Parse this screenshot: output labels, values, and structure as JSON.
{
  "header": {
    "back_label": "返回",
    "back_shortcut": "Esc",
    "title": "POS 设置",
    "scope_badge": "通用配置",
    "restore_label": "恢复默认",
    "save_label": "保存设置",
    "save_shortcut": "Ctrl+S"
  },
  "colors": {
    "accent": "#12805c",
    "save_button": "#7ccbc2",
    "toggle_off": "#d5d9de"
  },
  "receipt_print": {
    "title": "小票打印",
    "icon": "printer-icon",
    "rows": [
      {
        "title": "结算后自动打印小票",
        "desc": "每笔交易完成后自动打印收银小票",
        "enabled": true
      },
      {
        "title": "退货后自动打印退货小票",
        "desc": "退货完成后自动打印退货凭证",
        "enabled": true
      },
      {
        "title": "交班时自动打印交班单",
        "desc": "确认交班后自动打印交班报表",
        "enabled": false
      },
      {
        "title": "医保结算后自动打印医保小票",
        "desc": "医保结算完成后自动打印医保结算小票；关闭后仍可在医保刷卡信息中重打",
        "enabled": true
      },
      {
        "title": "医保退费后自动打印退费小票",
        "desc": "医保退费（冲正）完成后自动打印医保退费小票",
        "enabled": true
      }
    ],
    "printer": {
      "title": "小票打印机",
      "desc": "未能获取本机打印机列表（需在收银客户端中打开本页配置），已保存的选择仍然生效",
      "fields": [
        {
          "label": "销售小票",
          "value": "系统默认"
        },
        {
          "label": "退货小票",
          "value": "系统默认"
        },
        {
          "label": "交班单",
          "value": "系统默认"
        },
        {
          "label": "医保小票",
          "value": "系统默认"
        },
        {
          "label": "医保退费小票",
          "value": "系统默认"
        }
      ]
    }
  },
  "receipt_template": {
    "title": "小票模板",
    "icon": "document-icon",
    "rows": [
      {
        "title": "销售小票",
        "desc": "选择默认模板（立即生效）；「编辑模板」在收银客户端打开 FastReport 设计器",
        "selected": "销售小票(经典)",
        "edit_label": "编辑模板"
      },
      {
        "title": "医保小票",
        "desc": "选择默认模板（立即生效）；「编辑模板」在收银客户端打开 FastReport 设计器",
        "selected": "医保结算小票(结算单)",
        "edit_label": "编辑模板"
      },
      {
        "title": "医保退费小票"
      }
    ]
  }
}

**What the task requires:**
Print the whole listing exactly as it is.

**Written solution:**
Parse this screenshot: output labels, values, and structure as JSON.
{
  "header": {
    "back_label": "返回",
    "back_shortcut": "Esc",
    "title": "POS 设置",
    "scope_badge": "通用配置",
    "restore_label": "恢复默认",
    "save_label": "保存设置",
    "save_shortcut": "Ctrl+S"
  },
  "colors": {
    "accent": "#12805c",
    "save_button": "#7ccbc2",
    "toggle_off": "#d5d9de"
  },
  "receipt_print": {
    "title": "小票打印",
    "icon": "printer-icon",
    "rows": [
      {
        "title": "结算后自动打印小票",
        "desc": "每笔交易完成后自动打印收银小票",
        "enabled": true
      },
      {
        "title": "退货后自动打印退货小票",
        "desc": "退货完成后自动打印退货凭证",
        "enabled": true
      },
      {
        "title": "交班时自动打印交班单",
        "desc": "确认交班后自动打印交班报表",
        "enabled": false
      },
      {
        "title": "医保结算后自动打印医保小票",
        "desc": "医保结算完成后自动打印医保结算小票；关闭后仍可在医保刷卡信息中重打",
        "enabled": true
      },
      {
        "title": "医保退费后自动打印退费小票",
        "desc": "医保退费（冲正）完成后自动打印医保退费小票",
        "enabled": true
      }
    ],
    "printer": {
      "title": "小票打印机",
      "desc": "未能获取本机打印机列表（需在收银客户端中打开本页配置），已保存的选择仍然生效",
      "fields": [
        {
          "label": "销售小票",
          "value": "系统默认"
        },
        {
          "label": "退货小票",
          "value": "系统默认"
        },
        {
          "label": "交班单",
          "value": "系统默认"
        },
        {
          "label": "医保小票",
          "value": "系统默认"
        },
        {
          "label": "医保退费小票",
          "value": "系统默认"
        }
      ]
    }
  },
  "receipt_template": {
    "title": "小票模板",
    "icon": "document-icon",
    "rows": [
      {
        "title": "销售小票",
        "desc": "选择默认模板（立即生效）；「编辑模板」在收银客户端打开 FastReport 设计器",
        "selected": "销售小票(经典)",
        "edit_label": "编辑模板"
      },
      {
        "title": "医保小票",
        "desc": "选择默认模板（立即生效）；「编辑模板」在收银客户端打开 FastReport 设计器",
        "selected": "医保结算小票(结算单)",
        "edit_label": "编辑模板"
      },
      {
        "title": "医保退费小票"
      }
    ]
  }
}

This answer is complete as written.